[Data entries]
************

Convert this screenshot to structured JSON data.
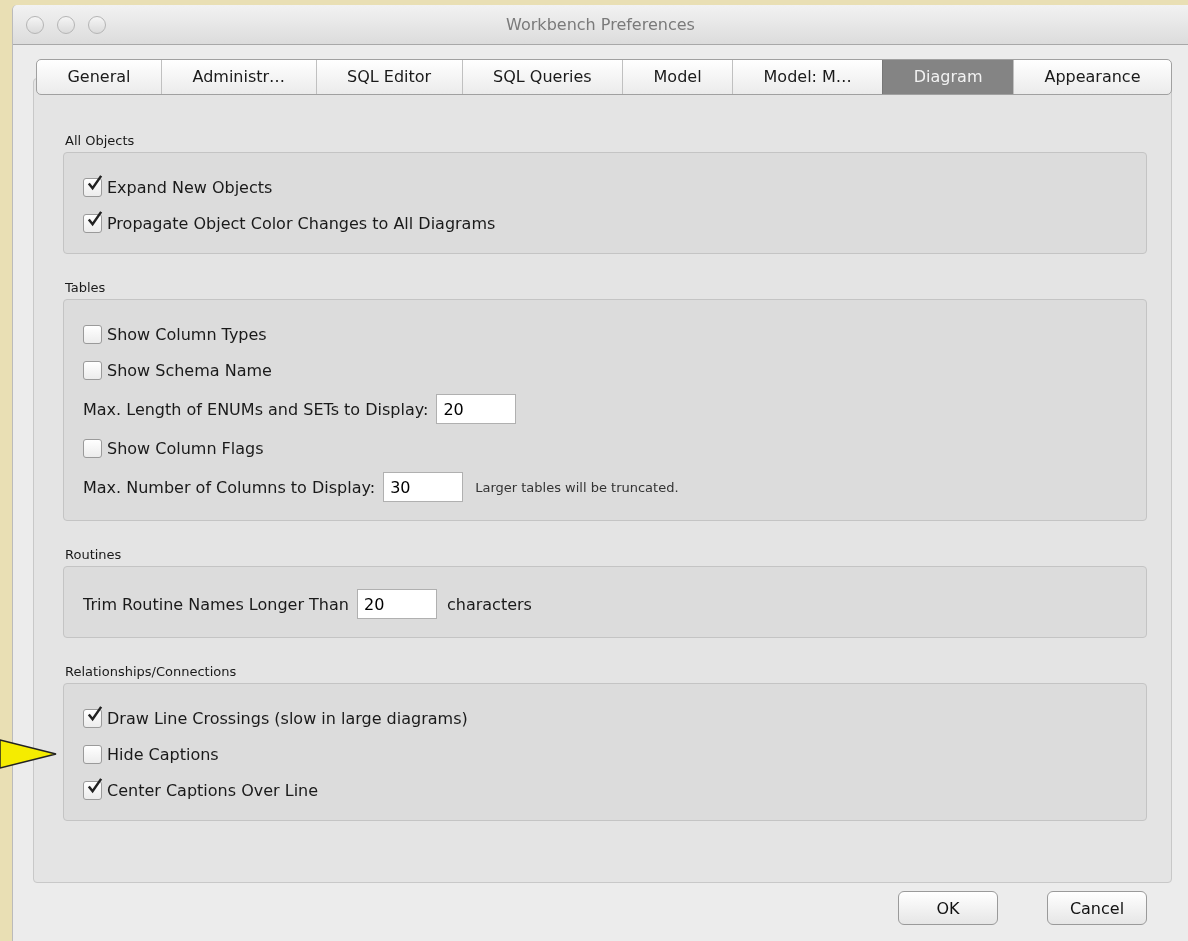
{
  "window": {
    "title": "Workbench Preferences"
  },
  "tabs": [
    {
      "label": "General",
      "selected": false
    },
    {
      "label": "Administr…",
      "selected": false
    },
    {
      "label": "SQL Editor",
      "selected": false
    },
    {
      "label": "SQL Queries",
      "selected": false
    },
    {
      "label": "Model",
      "selected": false
    },
    {
      "label": "Model: M…",
      "selected": false
    },
    {
      "label": "Diagram",
      "selected": true
    },
    {
      "label": "Appearance",
      "selected": false
    }
  ],
  "groups": [
    {
      "title": "All Objects",
      "rows": [
        {
          "kind": "checkbox",
          "label": "Expand New Objects",
          "checked": true
        },
        {
          "kind": "checkbox",
          "label": "Propagate Object Color Changes to All Diagrams",
          "checked": true
        }
      ]
    },
    {
      "title": "Tables",
      "rows": [
        {
          "kind": "checkbox",
          "label": "Show Column Types",
          "checked": false
        },
        {
          "kind": "checkbox",
          "label": "Show Schema Name",
          "checked": false
        },
        {
          "kind": "input",
          "label": "Max. Length of ENUMs and SETs to Display:",
          "value": "20"
        },
        {
          "kind": "checkbox",
          "label": "Show Column Flags",
          "checked": false
        },
        {
          "kind": "input",
          "label": "Max. Number of Columns to Display:",
          "value": "30",
          "note": "Larger tables will be truncated."
        }
      ]
    },
    {
      "title": "Routines",
      "rows": [
        {
          "kind": "input",
          "label": "Trim Routine Names Longer Than",
          "value": "20",
          "suffix": "characters"
        }
      ]
    },
    {
      "title": "Relationships/Connections",
      "rows": [
        {
          "kind": "checkbox",
          "label": "Draw Line Crossings (slow in large diagrams)",
          "checked": true
        },
        {
          "kind": "checkbox",
          "label": "Hide Captions",
          "checked": false
        },
        {
          "kind": "checkbox",
          "label": "Center Captions Over Line",
          "checked": true
        }
      ]
    }
  ],
  "buttons": [
    {
      "label": "OK"
    },
    {
      "label": "Cancel"
    }
  ]
}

************

Problem requirements
Copy the records above exactly, omitting every picture.

Result
Convert this screenshot to structured JSON data.
{
  "window": {
    "title": "Workbench Preferences"
  },
  "tabs": [
    {
      "label": "General",
      "selected": false
    },
    {
      "label": "Administr…",
      "selected": false
    },
    {
      "label": "SQL Editor",
      "selected": false
    },
    {
      "label": "SQL Queries",
      "selected": false
    },
    {
      "label": "Model",
      "selected": false
    },
    {
      "label": "Model: M…",
      "selected": false
    },
    {
      "label": "Diagram",
      "selected": true
    },
    {
      "label": "Appearance",
      "selected": false
    }
  ],
  "groups": [
    {
      "title": "All Objects",
      "rows": [
        {
          "kind": "checkbox",
          "label": "Expand New Objects",
          "checked": true
        },
        {
          "kind": "checkbox",
          "label": "Propagate Object Color Changes to All Diagrams",
          "checked": true
        }
      ]
    },
    {
      "title": "Tables",
      "rows": [
        {
          "kind": "checkbox",
          "label": "Show Column Types",
          "checked": false
        },
        {
          "kind": "checkbox",
          "label": "Show Schema Name",
          "checked": false
        },
        {
          "kind": "input",
          "label": "Max. Length of ENUMs and SETs to Display:",
          "value": "20"
        },
        {
          "kind": "checkbox",
          "label": "Show Column Flags",
          "checked": false
        },
        {
          "kind": "input",
          "label": "Max. Number of Columns to Display:",
          "value": "30",
          "note": "Larger tables will be truncated."
        }
      ]
    },
    {
      "title": "Routines",
      "rows": [
        {
          "kind": "input",
          "label": "Trim Routine Names Longer Than",
          "value": "20",
          "suffix": "characters"
        }
      ]
    },
    {
      "title": "Relationships/Connections",
      "rows": [
        {
          "kind": "checkbox",
          "label": "Draw Line Crossings (slow in large diagrams)",
          "checked": true
        },
        {
          "kind": "checkbox",
          "label": "Hide Captions",
          "checked": false
        },
        {
          "kind": "checkbox",
          "label": "Center Captions Over Line",
          "checked": true
        }
      ]
    }
  ],
  "buttons": [
    {
      "label": "OK"
    },
    {
      "label": "Cancel"
    }
  ]
}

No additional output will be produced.